AIM - Could you write out every entry exactly as it stands?

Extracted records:
▬▬▬▬▬▬
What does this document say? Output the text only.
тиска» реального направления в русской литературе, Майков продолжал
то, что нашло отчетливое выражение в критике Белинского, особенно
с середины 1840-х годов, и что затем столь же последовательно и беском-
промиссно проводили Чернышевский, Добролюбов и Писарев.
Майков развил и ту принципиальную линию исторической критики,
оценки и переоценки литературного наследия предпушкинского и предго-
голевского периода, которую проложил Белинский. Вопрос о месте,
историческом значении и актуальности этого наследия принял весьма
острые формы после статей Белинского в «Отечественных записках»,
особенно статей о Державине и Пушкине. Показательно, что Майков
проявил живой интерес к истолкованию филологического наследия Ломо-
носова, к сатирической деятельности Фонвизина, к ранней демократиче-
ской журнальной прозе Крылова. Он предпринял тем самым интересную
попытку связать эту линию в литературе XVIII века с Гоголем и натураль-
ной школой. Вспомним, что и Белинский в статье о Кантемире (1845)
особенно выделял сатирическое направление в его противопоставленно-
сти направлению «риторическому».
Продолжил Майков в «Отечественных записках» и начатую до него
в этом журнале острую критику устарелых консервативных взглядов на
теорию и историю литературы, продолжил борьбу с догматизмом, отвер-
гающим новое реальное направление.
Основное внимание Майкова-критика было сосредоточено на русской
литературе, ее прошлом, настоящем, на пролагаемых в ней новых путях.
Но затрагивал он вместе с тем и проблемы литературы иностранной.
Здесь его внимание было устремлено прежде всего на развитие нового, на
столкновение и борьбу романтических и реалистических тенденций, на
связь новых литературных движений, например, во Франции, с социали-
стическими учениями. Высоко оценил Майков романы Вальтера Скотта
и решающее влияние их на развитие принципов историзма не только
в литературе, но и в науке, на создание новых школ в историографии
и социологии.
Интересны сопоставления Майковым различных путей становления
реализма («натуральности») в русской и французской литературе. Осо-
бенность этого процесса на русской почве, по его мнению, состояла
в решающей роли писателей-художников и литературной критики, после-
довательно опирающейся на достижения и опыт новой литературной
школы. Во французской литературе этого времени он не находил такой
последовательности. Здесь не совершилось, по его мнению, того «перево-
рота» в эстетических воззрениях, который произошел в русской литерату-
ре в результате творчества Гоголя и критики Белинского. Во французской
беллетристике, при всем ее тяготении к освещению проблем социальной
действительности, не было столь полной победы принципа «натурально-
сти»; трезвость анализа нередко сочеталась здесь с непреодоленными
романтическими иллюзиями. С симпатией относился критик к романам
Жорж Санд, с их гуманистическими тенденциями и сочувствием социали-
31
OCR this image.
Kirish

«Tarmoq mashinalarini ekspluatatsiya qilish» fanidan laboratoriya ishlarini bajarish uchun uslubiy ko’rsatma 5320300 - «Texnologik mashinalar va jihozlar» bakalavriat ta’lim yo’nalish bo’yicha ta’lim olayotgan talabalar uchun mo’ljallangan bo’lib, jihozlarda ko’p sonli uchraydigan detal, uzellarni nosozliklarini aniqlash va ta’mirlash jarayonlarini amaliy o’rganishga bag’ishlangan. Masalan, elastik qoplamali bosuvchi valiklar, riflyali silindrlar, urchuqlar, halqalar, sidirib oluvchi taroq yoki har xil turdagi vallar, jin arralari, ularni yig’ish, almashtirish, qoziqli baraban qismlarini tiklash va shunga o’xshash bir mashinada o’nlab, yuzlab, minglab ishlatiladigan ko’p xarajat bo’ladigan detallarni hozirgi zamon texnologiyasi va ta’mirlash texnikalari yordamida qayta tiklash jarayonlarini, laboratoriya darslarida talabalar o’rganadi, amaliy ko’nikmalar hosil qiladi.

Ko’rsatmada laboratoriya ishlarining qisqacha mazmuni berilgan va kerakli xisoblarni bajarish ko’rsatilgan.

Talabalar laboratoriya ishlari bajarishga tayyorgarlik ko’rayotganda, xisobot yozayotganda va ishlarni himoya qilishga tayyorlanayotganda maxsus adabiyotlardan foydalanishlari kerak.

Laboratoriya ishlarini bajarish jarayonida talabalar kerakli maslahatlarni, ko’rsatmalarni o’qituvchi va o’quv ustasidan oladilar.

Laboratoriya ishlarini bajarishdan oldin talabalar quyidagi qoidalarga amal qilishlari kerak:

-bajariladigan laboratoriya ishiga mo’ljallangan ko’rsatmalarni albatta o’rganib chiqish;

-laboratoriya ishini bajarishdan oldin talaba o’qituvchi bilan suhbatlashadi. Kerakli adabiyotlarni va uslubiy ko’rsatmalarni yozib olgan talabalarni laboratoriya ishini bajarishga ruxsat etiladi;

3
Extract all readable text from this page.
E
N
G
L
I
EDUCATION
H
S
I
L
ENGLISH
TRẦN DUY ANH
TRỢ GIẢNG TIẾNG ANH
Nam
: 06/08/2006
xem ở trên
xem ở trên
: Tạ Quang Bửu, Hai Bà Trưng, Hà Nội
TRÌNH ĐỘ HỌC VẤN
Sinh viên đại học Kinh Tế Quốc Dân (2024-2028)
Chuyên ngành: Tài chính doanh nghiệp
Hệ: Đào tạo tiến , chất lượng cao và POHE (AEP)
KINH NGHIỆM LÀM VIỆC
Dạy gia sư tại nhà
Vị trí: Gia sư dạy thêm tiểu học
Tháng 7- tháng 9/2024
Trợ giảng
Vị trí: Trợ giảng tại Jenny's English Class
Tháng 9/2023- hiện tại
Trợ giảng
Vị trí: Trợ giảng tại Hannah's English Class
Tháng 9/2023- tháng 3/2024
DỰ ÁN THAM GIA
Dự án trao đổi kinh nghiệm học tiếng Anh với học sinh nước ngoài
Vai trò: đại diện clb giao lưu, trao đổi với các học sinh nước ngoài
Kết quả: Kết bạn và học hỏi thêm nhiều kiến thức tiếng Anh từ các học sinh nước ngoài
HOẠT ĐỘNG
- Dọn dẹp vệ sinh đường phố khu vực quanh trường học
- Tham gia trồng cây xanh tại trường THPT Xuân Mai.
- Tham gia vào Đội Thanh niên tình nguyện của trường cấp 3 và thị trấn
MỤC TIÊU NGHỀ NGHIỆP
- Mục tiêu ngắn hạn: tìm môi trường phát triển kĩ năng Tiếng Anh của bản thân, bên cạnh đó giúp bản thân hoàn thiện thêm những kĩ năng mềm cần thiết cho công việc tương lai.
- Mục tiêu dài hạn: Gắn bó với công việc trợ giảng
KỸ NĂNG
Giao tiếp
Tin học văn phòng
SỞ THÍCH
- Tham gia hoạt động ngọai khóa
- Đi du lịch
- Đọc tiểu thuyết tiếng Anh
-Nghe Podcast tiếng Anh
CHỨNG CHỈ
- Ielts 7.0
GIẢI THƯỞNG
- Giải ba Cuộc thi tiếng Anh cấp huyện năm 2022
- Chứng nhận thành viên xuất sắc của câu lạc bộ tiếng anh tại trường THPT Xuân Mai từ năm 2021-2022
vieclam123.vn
▬▬▬▬▬▬
IN RESPONSE -
What does this document say? Output the text only.
тиска» реального направления в русской литературе, Майков продолжал
то, что нашло отчетливое выражение в критике Белинского, особенно
с середины 1840-х годов, и что затем столь же последовательно и беском-
промиссно проводили Чернышевский, Добролюбов и Писарев.
Майков развил и ту принципиальную линию исторической критики,
оценки и переоценки литературного наследия предпушкинского и предго-
голевского периода, которую проложил Белинский. Вопрос о месте,
историческом значении и актуальности этого наследия принял весьма
острые формы после статей Белинского в «Отечественных записках»,
особенно статей о Державине и Пушкине. Показательно, что Майков
проявил живой интерес к истолкованию филологического наследия Ломо-
носова, к сатирической деятельности Фонвизина, к ранней демократиче-
ской журнальной прозе Крылова. Он предпринял тем самым интересную
попытку связать эту линию в литературе XVIII века с Гоголем и натураль-
ной школой. Вспомним, что и Белинский в статье о Кантемире (1845)
особенно выделял сатирическое направление в его противопоставленно-
сти направлению «риторическому».
Продолжил Майков в «Отечественных записках» и начатую до него
в этом журнале острую критику устарелых консервативных взглядов на
теорию и историю литературы, продолжил борьбу с догматизмом, отвер-
гающим новое реальное направление.
Основное внимание Майкова-критика было сосредоточено на русской
литературе, ее прошлом, настоящем, на пролагаемых в ней новых путях.
Но затрагивал он вместе с тем и проблемы литературы иностранной.
Здесь его внимание было устремлено прежде всего на развитие нового, на
столкновение и борьбу романтических и реалистических тенденций, на
связь новых литературных движений, например, во Франции, с социали-
стическими учениями. Высоко оценил Майков романы Вальтера Скотта
и решающее влияние их на развитие принципов историзма не только
в литературе, но и в науке, на создание новых школ в историографии
и социологии.
Интересны сопоставления Майковым различных путей становления
реализма («натуральности») в русской и французской литературе. Осо-
бенность этого процесса на русской почве, по его мнению, состояла
в решающей роли писателей-художников и литературной критики, после-
довательно опирающейся на достижения и опыт новой литературной
школы. Во французской литературе этого времени он не находил такой
последовательности. Здесь не совершилось, по его мнению, того «перево-
рота» в эстетических воззрениях, который произошел в русской литерату-
ре в результате творчества Гоголя и критики Белинского. Во французской
беллетристике, при всем ее тяготении к освещению проблем социальной
действительности, не было столь полной победы принципа «натурально-
сти»; трезвость анализа нередко сочеталась здесь с непреодоленными
романтическими иллюзиями. С симпатией относился критик к романам
Жорж Санд, с их гуманистическими тенденциями и сочувствием социали-
31
OCR this image.
Kirish

«Tarmoq mashinalarini ekspluatatsiya qilish» fanidan laboratoriya ishlarini bajarish uchun uslubiy ko’rsatma 5320300 - «Texnologik mashinalar va jihozlar» bakalavriat ta’lim yo’nalish bo’yicha ta’lim olayotgan talabalar uchun mo’ljallangan bo’lib, jihozlarda ko’p sonli uchraydigan detal, uzellarni nosozliklarini aniqlash va ta’mirlash jarayonlarini amaliy o’rganishga bag’ishlangan. Masalan, elastik qoplamali bosuvchi valiklar, riflyali silindrlar, urchuqlar, halqalar, sidirib oluvchi taroq yoki har xil turdagi vallar, jin arralari, ularni yig’ish, almashtirish, qoziqli baraban qismlarini tiklash va shunga o’xshash bir mashinada o’nlab, yuzlab, minglab ishlatiladigan ko’p xarajat bo’ladigan detallarni hozirgi zamon texnologiyasi va ta’mirlash texnikalari yordamida qayta tiklash jarayonlarini, laboratoriya darslarida talabalar o’rganadi, amaliy ko’nikmalar hosil qiladi.

Ko’rsatmada laboratoriya ishlarining qisqacha mazmuni berilgan va kerakli xisoblarni bajarish ko’rsatilgan.

Talabalar laboratoriya ishlari bajarishga tayyorgarlik ko’rayotganda, xisobot yozayotganda va ishlarni himoya qilishga tayyorlanayotganda maxsus adabiyotlardan foydalanishlari kerak.

Laboratoriya ishlarini bajarish jarayonida talabalar kerakli maslahatlarni, ko’rsatmalarni o’qituvchi va o’quv ustasidan oladilar.

Laboratoriya ishlarini bajarishdan oldin talabalar quyidagi qoidalarga amal qilishlari kerak:

-bajariladigan laboratoriya ishiga mo’ljallangan ko’rsatmalarni albatta o’rganib chiqish;

-laboratoriya ishini bajarishdan oldin talaba o’qituvchi bilan suhbatlashadi. Kerakli adabiyotlarni va uslubiy ko’rsatmalarni yozib olgan talabalarni laboratoriya ishini bajarishga ruxsat etiladi;

3
Extract all readable text from this page.
E
N
G
L
I
EDUCATION
H
S
I
L
ENGLISH
TRẦN DUY ANH
TRỢ GIẢNG TIẾNG ANH
Nam
: 06/08/2006
xem ở trên
xem ở trên
: Tạ Quang Bửu, Hai Bà Trưng, Hà Nội
TRÌNH ĐỘ HỌC VẤN
Sinh viên đại học Kinh Tế Quốc Dân (2024-2028)
Chuyên ngành: Tài chính doanh nghiệp
Hệ: Đào tạo tiến , chất lượng cao và POHE (AEP)
KINH NGHIỆM LÀM VIỆC
Dạy gia sư tại nhà
Vị trí: Gia sư dạy thêm tiểu học
Tháng 7- tháng 9/2024
Trợ giảng
Vị trí: Trợ giảng tại Jenny's English Class
Tháng 9/2023- hiện tại
Trợ giảng
Vị trí: Trợ giảng tại Hannah's English Class
Tháng 9/2023- tháng 3/2024
DỰ ÁN THAM GIA
Dự án trao đổi kinh nghiệm học tiếng Anh với học sinh nước ngoài
Vai trò: đại diện clb giao lưu, trao đổi với các học sinh nước ngoài
Kết quả: Kết bạn và học hỏi thêm nhiều kiến thức tiếng Anh từ các học sinh nước ngoài
HOẠT ĐỘNG
- Dọn dẹp vệ sinh đường phố khu vực quanh trường học
- Tham gia trồng cây xanh tại trường THPT Xuân Mai.
- Tham gia vào Đội Thanh niên tình nguyện của trường cấp 3 và thị trấn
MỤC TIÊU NGHỀ NGHIỆP
- Mục tiêu ngắn hạn: tìm môi trường phát triển kĩ năng Tiếng Anh của bản thân, bên cạnh đó giúp bản thân hoàn thiện thêm những kĩ năng mềm cần thiết cho công việc tương lai.
- Mục tiêu dài hạn: Gắn bó với công việc trợ giảng
KỸ NĂNG
Giao tiếp
Tin học văn phòng
SỞ THÍCH
- Tham gia hoạt động ngọai khóa
- Đi du lịch
- Đọc tiểu thuyết tiếng Anh
-Nghe Podcast tiếng Anh
CHỨNG CHỈ
- Ielts 7.0
GIẢI THƯỞNG
- Giải ba Cuộc thi tiếng Anh cấp huyện năm 2022
- Chứng nhận thành viên xuất sắc của câu lạc bộ tiếng anh tại trường THPT Xuân Mai từ năm 2021-2022
vieclam123.vn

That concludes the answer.